EXERCISE:
Transcribe the listing exactly, leaving out every picture.

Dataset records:
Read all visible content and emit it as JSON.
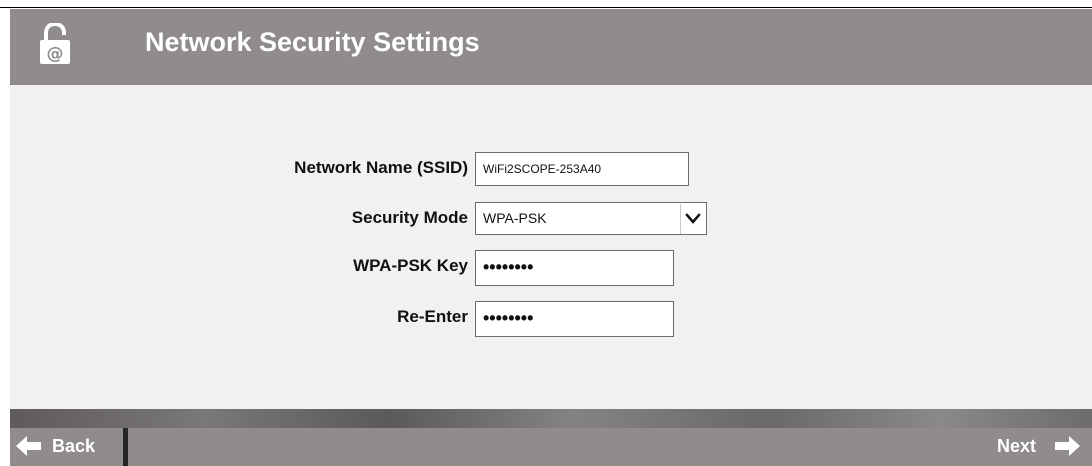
{
  "header": {
    "title": "Network Security Settings",
    "icon": "lock-icon"
  },
  "form": {
    "ssid": {
      "label": "Network Name (SSID)",
      "value": "WiFi2SCOPE-253A40"
    },
    "security_mode": {
      "label": "Security Mode",
      "selected": "WPA-PSK"
    },
    "wpa_psk_key": {
      "label": "WPA-PSK Key",
      "masked_value": "••••••••"
    },
    "re_enter": {
      "label": "Re-Enter",
      "masked_value": "••••••••"
    }
  },
  "footer": {
    "back_label": "Back",
    "next_label": "Next"
  },
  "colors": {
    "header_bg": "#8f8c8b",
    "content_bg": "#f1f1f1",
    "text": "#111111",
    "nav_text": "#ffffff"
  }
}
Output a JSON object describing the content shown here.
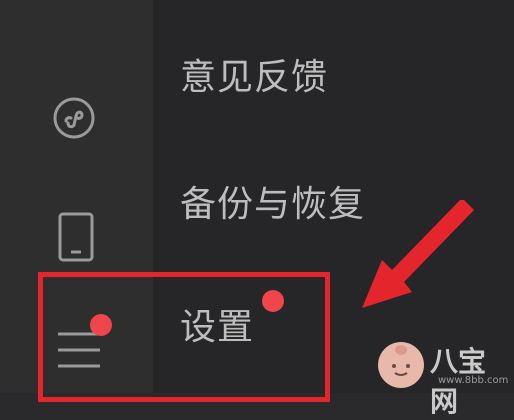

TASK SOLUTION:
Read all visible content and emit it as JSON.
{
  "header": {
    "title": "Network Security Settings",
    "icon": "lock-icon"
  },
  "form": {
    "ssid": {
      "label": "Network Name (SSID)",
      "value": "WiFi2SCOPE-253A40"
    },
    "security_mode": {
      "label": "Security Mode",
      "selected": "WPA-PSK"
    },
    "wpa_psk_key": {
      "label": "WPA-PSK Key",
      "masked_value": "••••••••"
    },
    "re_enter": {
      "label": "Re-Enter",
      "masked_value": "••••••••"
    }
  },
  "footer": {
    "back_label": "Back",
    "next_label": "Next"
  },
  "colors": {
    "header_bg": "#8f8c8b",
    "content_bg": "#f1f1f1",
    "text": "#111111",
    "nav_text": "#ffffff"
  }
}
Output a JSON object describing the content shown here.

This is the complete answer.